:: Direction ::
Reproduce the listing below without changes, except that pictures are left out.

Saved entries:
— BEGIN —

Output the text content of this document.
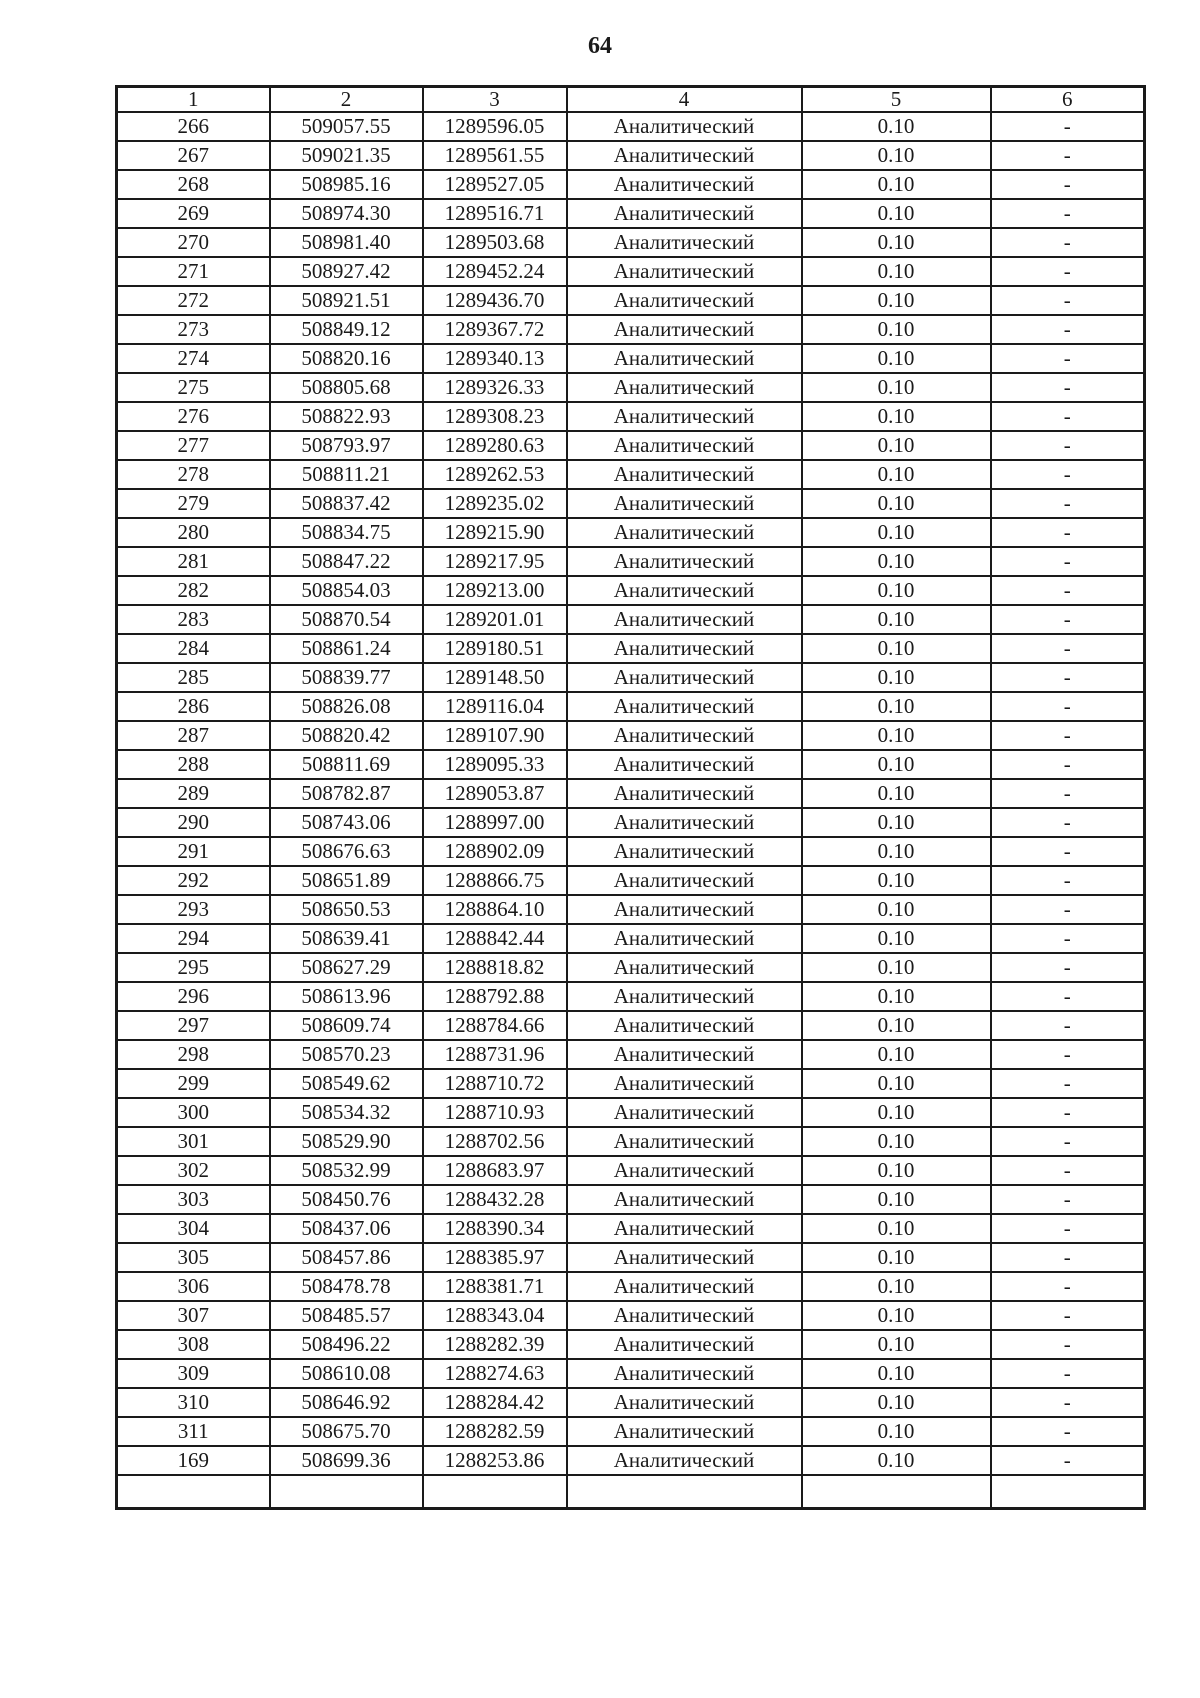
64
1	2	3	4	5	6
266	509057.55	1289596.05	Аналитический	0.10	-
267	509021.35	1289561.55	Аналитический	0.10	-
268	508985.16	1289527.05	Аналитический	0.10	-
269	508974.30	1289516.71	Аналитический	0.10	-
270	508981.40	1289503.68	Аналитический	0.10	-
271	508927.42	1289452.24	Аналитический	0.10	-
272	508921.51	1289436.70	Аналитический	0.10	-
273	508849.12	1289367.72	Аналитический	0.10	-
274	508820.16	1289340.13	Аналитический	0.10	-
275	508805.68	1289326.33	Аналитический	0.10	-
276	508822.93	1289308.23	Аналитический	0.10	-
277	508793.97	1289280.63	Аналитический	0.10	-
278	508811.21	1289262.53	Аналитический	0.10	-
279	508837.42	1289235.02	Аналитический	0.10	-
280	508834.75	1289215.90	Аналитический	0.10	-
281	508847.22	1289217.95	Аналитический	0.10	-
282	508854.03	1289213.00	Аналитический	0.10	-
283	508870.54	1289201.01	Аналитический	0.10	-
284	508861.24	1289180.51	Аналитический	0.10	-
285	508839.77	1289148.50	Аналитический	0.10	-
286	508826.08	1289116.04	Аналитический	0.10	-
287	508820.42	1289107.90	Аналитический	0.10	-
288	508811.69	1289095.33	Аналитический	0.10	-
289	508782.87	1289053.87	Аналитический	0.10	-
290	508743.06	1288997.00	Аналитический	0.10	-
291	508676.63	1288902.09	Аналитический	0.10	-
292	508651.89	1288866.75	Аналитический	0.10	-
293	508650.53	1288864.10	Аналитический	0.10	-
294	508639.41	1288842.44	Аналитический	0.10	-
295	508627.29	1288818.82	Аналитический	0.10	-
296	508613.96	1288792.88	Аналитический	0.10	-
297	508609.74	1288784.66	Аналитический	0.10	-
298	508570.23	1288731.96	Аналитический	0.10	-
299	508549.62	1288710.72	Аналитический	0.10	-
300	508534.32	1288710.93	Аналитический	0.10	-
301	508529.90	1288702.56	Аналитический	0.10	-
302	508532.99	1288683.97	Аналитический	0.10	-
303	508450.76	1288432.28	Аналитический	0.10	-
304	508437.06	1288390.34	Аналитический	0.10	-
305	508457.86	1288385.97	Аналитический	0.10	-
306	508478.78	1288381.71	Аналитический	0.10	-
307	508485.57	1288343.04	Аналитический	0.10	-
308	508496.22	1288282.39	Аналитический	0.10	-
309	508610.08	1288274.63	Аналитический	0.10	-
310	508646.92	1288284.42	Аналитический	0.10	-
311	508675.70	1288282.59	Аналитический	0.10	-
169	508699.36	1288253.86	Аналитический	0.10	-
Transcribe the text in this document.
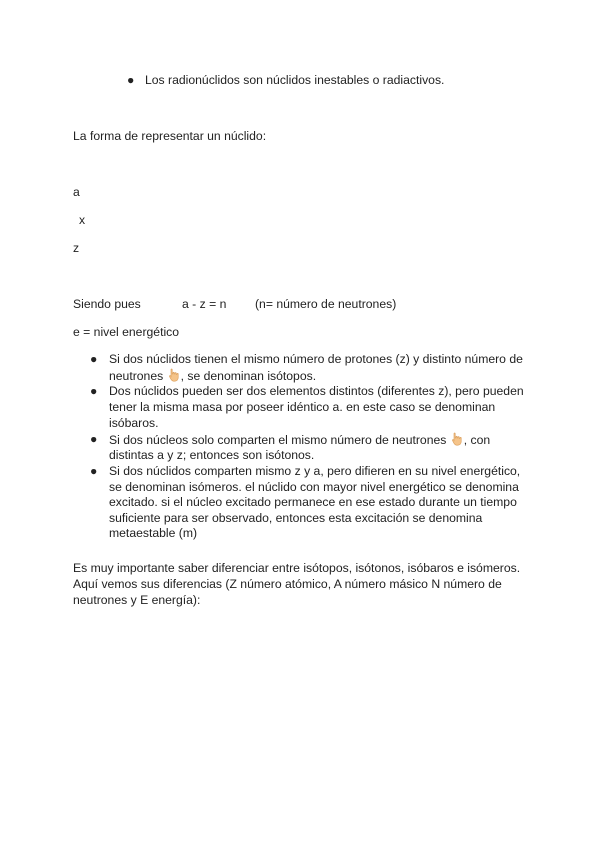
● Los radionúclidos son núclidos inestables o radiactivos.
La forma de representar un núclido:
a
x
z
Siendo pues	a - z = n (n= número de neutrones)
e = nivel energético
● Si dos núclidos tienen el mismo número de protones (z) y distinto número de neutrones , se denominan isótopos.
● Dos núclidos pueden ser dos elementos distintos (diferentes z), pero pueden tener la misma masa por poseer idéntico a. en este caso se denominan isóbaros.
● Si dos núcleos solo comparten el mismo número de neutrones , con distintas a y z; entonces son isótonos.
● Si dos núclidos comparten mismo z y a, pero difieren en su nivel energético, se denominan isómeros. el núclido con mayor nivel energético se denomina excitado. si el núcleo excitado permanece en ese estado durante un tiempo suficiente para ser observado, entonces esta excitación se denomina metaestable (m)
Es muy importante saber diferenciar entre isótopos, isótonos, isóbaros e isómeros. Aquí vemos sus diferencias (Z número atómico, A número másico N número de neutrones y E energía):
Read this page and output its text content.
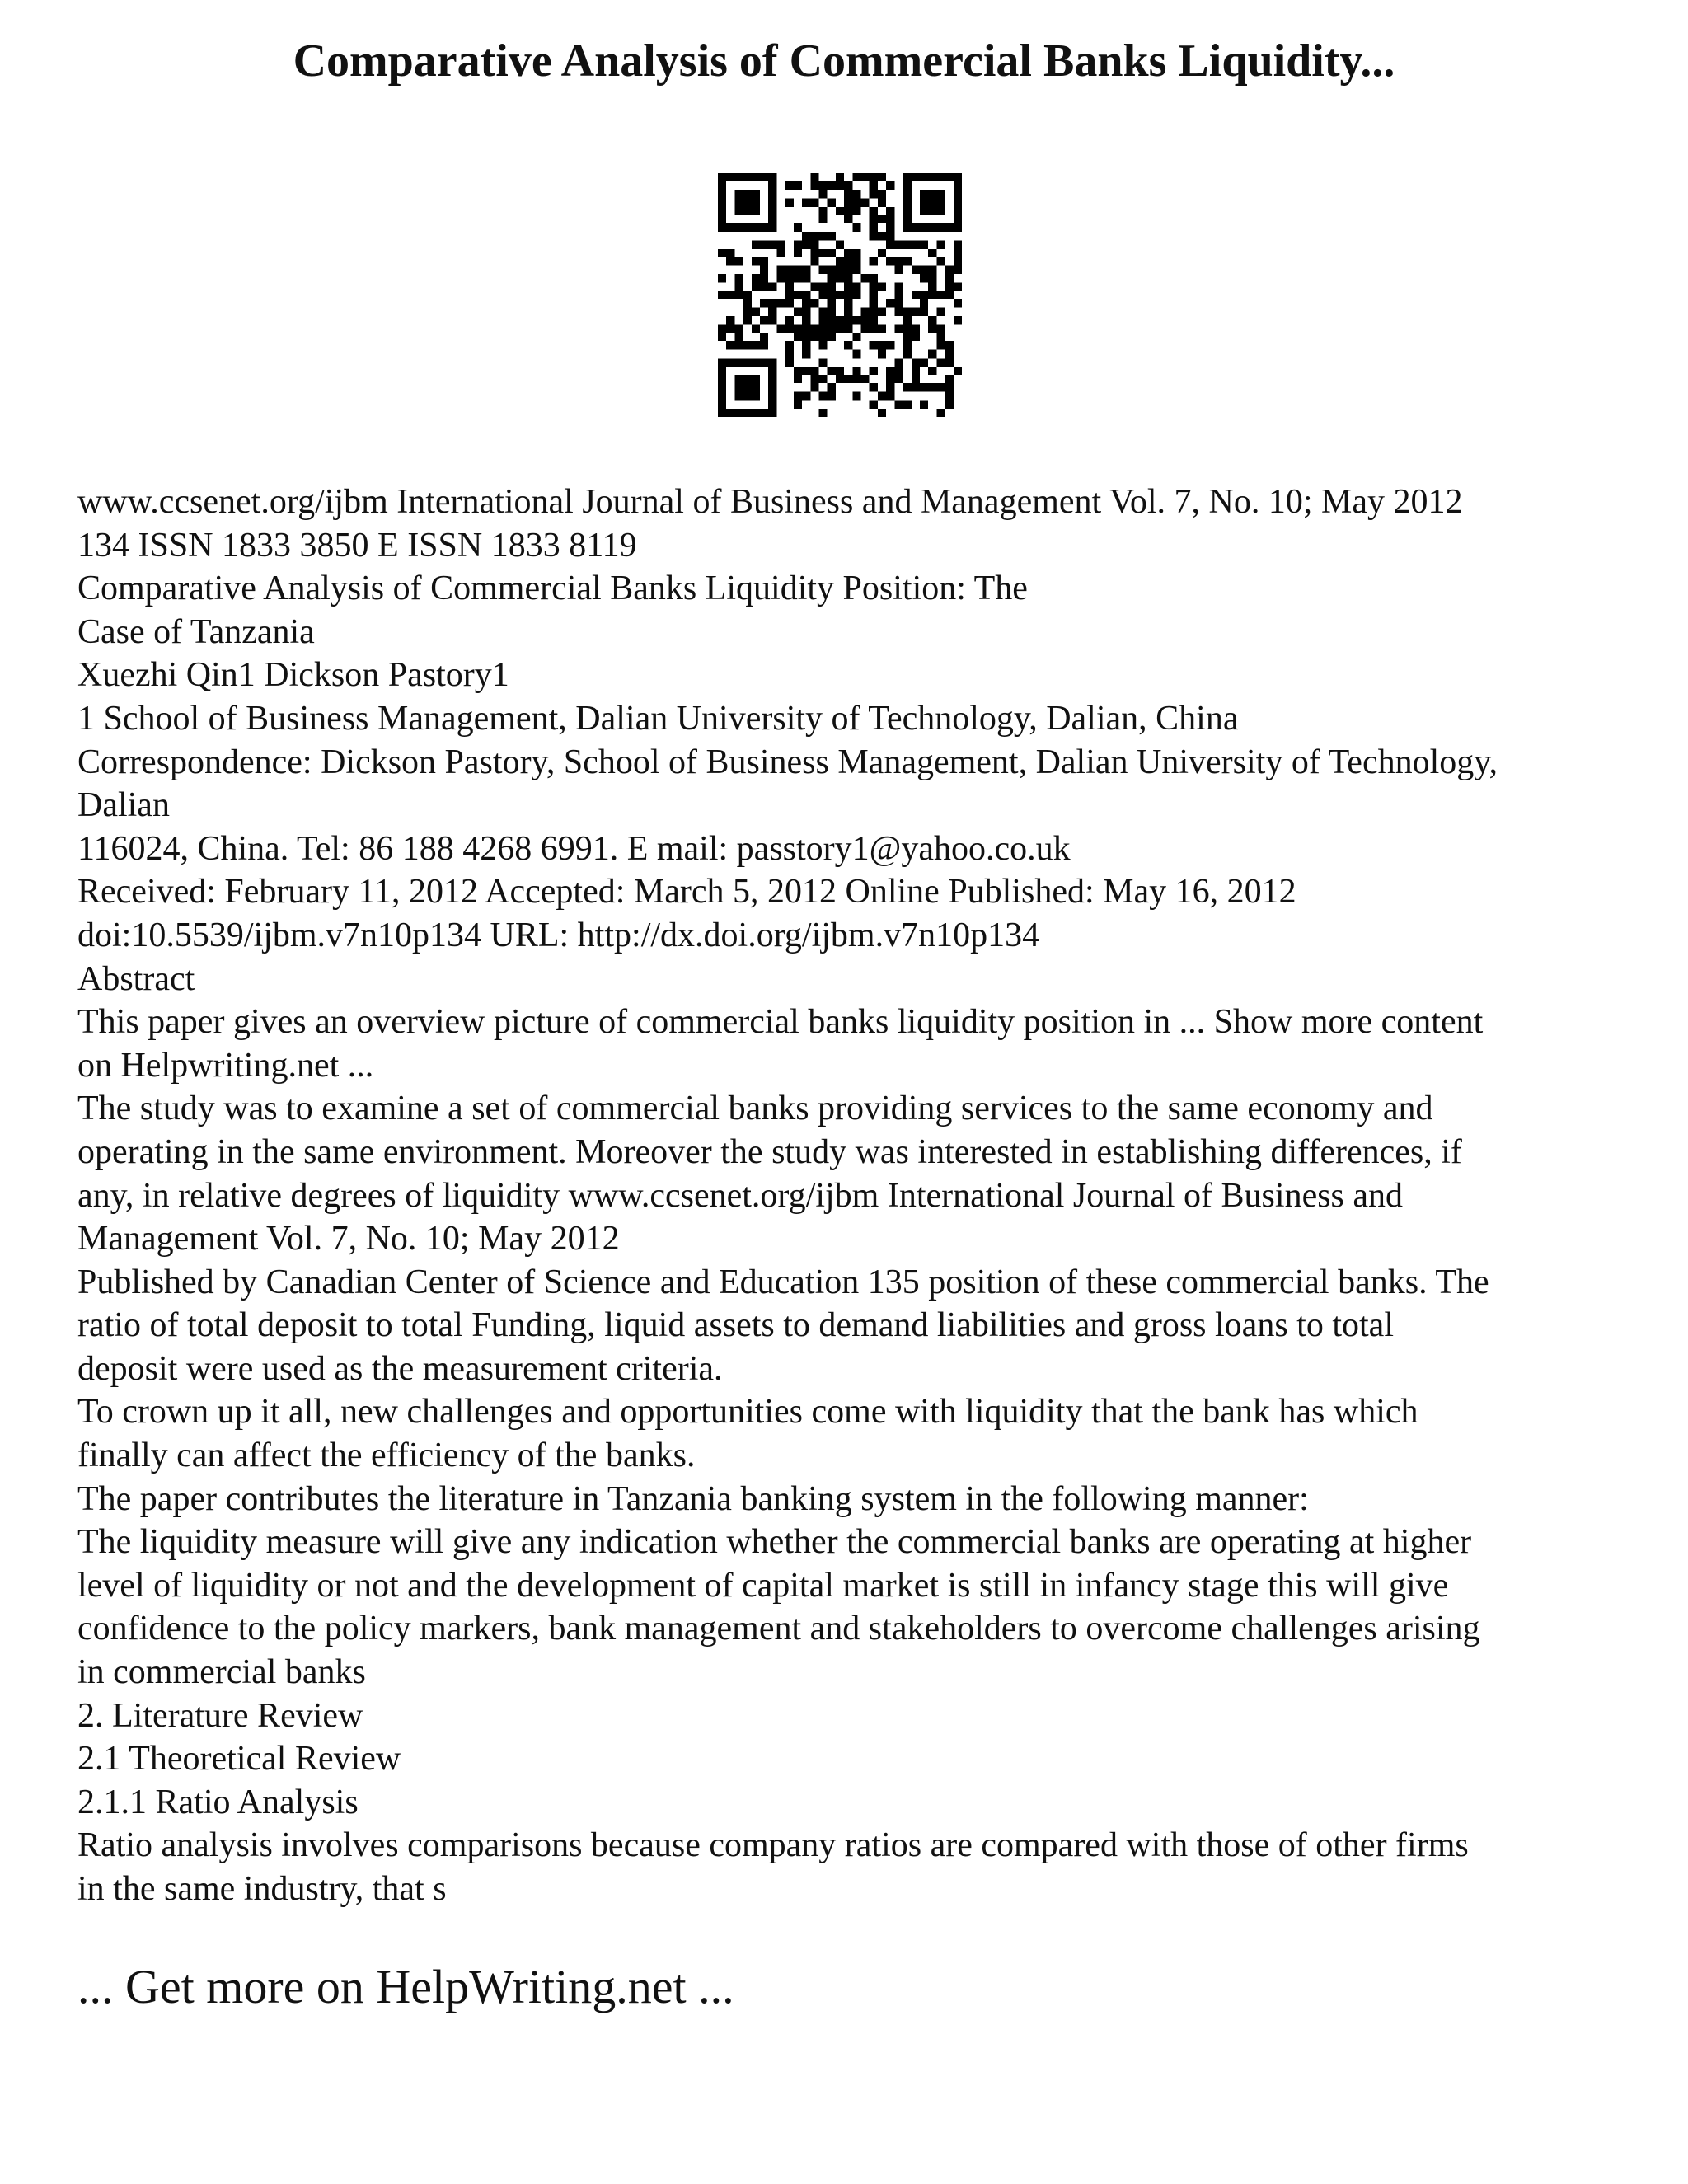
Comparative Analysis of Commercial Banks Liquidity...
www.ccsenet.org/ijbm International Journal of Business and Management Vol. 7, No. 10; May 2012
134 ISSN 1833 3850 E ISSN 1833 8119
Comparative Analysis of Commercial Banks Liquidity Position: The
Case of Tanzania
Xuezhi Qin1 Dickson Pastory1
1 School of Business Management, Dalian University of Technology, Dalian, China
Correspondence: Dickson Pastory, School of Business Management, Dalian University of Technology,
Dalian
116024, China. Tel: 86 188 4268 6991. E mail: passtory1@yahoo.co.uk
Received: February 11, 2012 Accepted: March 5, 2012 Online Published: May 16, 2012
doi:10.5539/ijbm.v7n10p134 URL: http://dx.doi.org/ijbm.v7n10p134
Abstract
This paper gives an overview picture of commercial banks liquidity position in ... Show more content
on Helpwriting.net ...
The study was to examine a set of commercial banks providing services to the same economy and
operating in the same environment. Moreover the study was interested in establishing differences, if
any, in relative degrees of liquidity www.ccsenet.org/ijbm International Journal of Business and
Management Vol. 7, No. 10; May 2012
Published by Canadian Center of Science and Education 135 position of these commercial banks. The
ratio of total deposit to total Funding, liquid assets to demand liabilities and gross loans to total
deposit were used as the measurement criteria.
To crown up it all, new challenges and opportunities come with liquidity that the bank has which
finally can affect the efficiency of the banks.
The paper contributes the literature in Tanzania banking system in the following manner:
The liquidity measure will give any indication whether the commercial banks are operating at higher
level of liquidity or not and the development of capital market is still in infancy stage this will give
confidence to the policy markers, bank management and stakeholders to overcome challenges arising
in commercial banks
2. Literature Review
2.1 Theoretical Review
2.1.1 Ratio Analysis
Ratio analysis involves comparisons because company ratios are compared with those of other firms
in the same industry, that s
... Get more on HelpWriting.net ...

— END —

:: Expected answer ::
Output the text content of this document.
64
1	2	3	4	5	6
266	509057.55	1289596.05	Аналитический	0.10	-
267	509021.35	1289561.55	Аналитический	0.10	-
268	508985.16	1289527.05	Аналитический	0.10	-
269	508974.30	1289516.71	Аналитический	0.10	-
270	508981.40	1289503.68	Аналитический	0.10	-
271	508927.42	1289452.24	Аналитический	0.10	-
272	508921.51	1289436.70	Аналитический	0.10	-
273	508849.12	1289367.72	Аналитический	0.10	-
274	508820.16	1289340.13	Аналитический	0.10	-
275	508805.68	1289326.33	Аналитический	0.10	-
276	508822.93	1289308.23	Аналитический	0.10	-
277	508793.97	1289280.63	Аналитический	0.10	-
278	508811.21	1289262.53	Аналитический	0.10	-
279	508837.42	1289235.02	Аналитический	0.10	-
280	508834.75	1289215.90	Аналитический	0.10	-
281	508847.22	1289217.95	Аналитический	0.10	-
282	508854.03	1289213.00	Аналитический	0.10	-
283	508870.54	1289201.01	Аналитический	0.10	-
284	508861.24	1289180.51	Аналитический	0.10	-
285	508839.77	1289148.50	Аналитический	0.10	-
286	508826.08	1289116.04	Аналитический	0.10	-
287	508820.42	1289107.90	Аналитический	0.10	-
288	508811.69	1289095.33	Аналитический	0.10	-
289	508782.87	1289053.87	Аналитический	0.10	-
290	508743.06	1288997.00	Аналитический	0.10	-
291	508676.63	1288902.09	Аналитический	0.10	-
292	508651.89	1288866.75	Аналитический	0.10	-
293	508650.53	1288864.10	Аналитический	0.10	-
294	508639.41	1288842.44	Аналитический	0.10	-
295	508627.29	1288818.82	Аналитический	0.10	-
296	508613.96	1288792.88	Аналитический	0.10	-
297	508609.74	1288784.66	Аналитический	0.10	-
298	508570.23	1288731.96	Аналитический	0.10	-
299	508549.62	1288710.72	Аналитический	0.10	-
300	508534.32	1288710.93	Аналитический	0.10	-
301	508529.90	1288702.56	Аналитический	0.10	-
302	508532.99	1288683.97	Аналитический	0.10	-
303	508450.76	1288432.28	Аналитический	0.10	-
304	508437.06	1288390.34	Аналитический	0.10	-
305	508457.86	1288385.97	Аналитический	0.10	-
306	508478.78	1288381.71	Аналитический	0.10	-
307	508485.57	1288343.04	Аналитический	0.10	-
308	508496.22	1288282.39	Аналитический	0.10	-
309	508610.08	1288274.63	Аналитический	0.10	-
310	508646.92	1288284.42	Аналитический	0.10	-
311	508675.70	1288282.59	Аналитический	0.10	-
169	508699.36	1288253.86	Аналитический	0.10	-
Transcribe the text in this document.
● Los radionúclidos son núclidos inestables o radiactivos.
La forma de representar un núclido:
a
x
z
Siendo pues	a - z = n (n= número de neutrones)
e = nivel energético
● Si dos núclidos tienen el mismo número de protones (z) y distinto número de neutrones , se denominan isótopos.
● Dos núclidos pueden ser dos elementos distintos (diferentes z), pero pueden tener la misma masa por poseer idéntico a. en este caso se denominan isóbaros.
● Si dos núcleos solo comparten el mismo número de neutrones , con distintas a y z; entonces son isótonos.
● Si dos núclidos comparten mismo z y a, pero difieren en su nivel energético, se denominan isómeros. el núclido con mayor nivel energético se denomina excitado. si el núcleo excitado permanece en ese estado durante un tiempo suficiente para ser observado, entonces esta excitación se denomina metaestable (m)
Es muy importante saber diferenciar entre isótopos, isótonos, isóbaros e isómeros. Aquí vemos sus diferencias (Z número atómico, A número másico N número de neutrones y E energía):
Read this page and output its text content.
Comparative Analysis of Commercial Banks Liquidity...
www.ccsenet.org/ijbm International Journal of Business and Management Vol. 7, No. 10; May 2012
134 ISSN 1833 3850 E ISSN 1833 8119
Comparative Analysis of Commercial Banks Liquidity Position: The
Case of Tanzania
Xuezhi Qin1 Dickson Pastory1
1 School of Business Management, Dalian University of Technology, Dalian, China
Correspondence: Dickson Pastory, School of Business Management, Dalian University of Technology,
Dalian
116024, China. Tel: 86 188 4268 6991. E mail: passtory1@yahoo.co.uk
Received: February 11, 2012 Accepted: March 5, 2012 Online Published: May 16, 2012
doi:10.5539/ijbm.v7n10p134 URL: http://dx.doi.org/ijbm.v7n10p134
Abstract
This paper gives an overview picture of commercial banks liquidity position in ... Show more content
on Helpwriting.net ...
The study was to examine a set of commercial banks providing services to the same economy and
operating in the same environment. Moreover the study was interested in establishing differences, if
any, in relative degrees of liquidity www.ccsenet.org/ijbm International Journal of Business and
Management Vol. 7, No. 10; May 2012
Published by Canadian Center of Science and Education 135 position of these commercial banks. The
ratio of total deposit to total Funding, liquid assets to demand liabilities and gross loans to total
deposit were used as the measurement criteria.
To crown up it all, new challenges and opportunities come with liquidity that the bank has which
finally can affect the efficiency of the banks.
The paper contributes the literature in Tanzania banking system in the following manner:
The liquidity measure will give any indication whether the commercial banks are operating at higher
level of liquidity or not and the development of capital market is still in infancy stage this will give
confidence to the policy markers, bank management and stakeholders to overcome challenges arising
in commercial banks
2. Literature Review
2.1 Theoretical Review
2.1.1 Ratio Analysis
Ratio analysis involves comparisons because company ratios are compared with those of other firms
in the same industry, that s
... Get more on HelpWriting.net ...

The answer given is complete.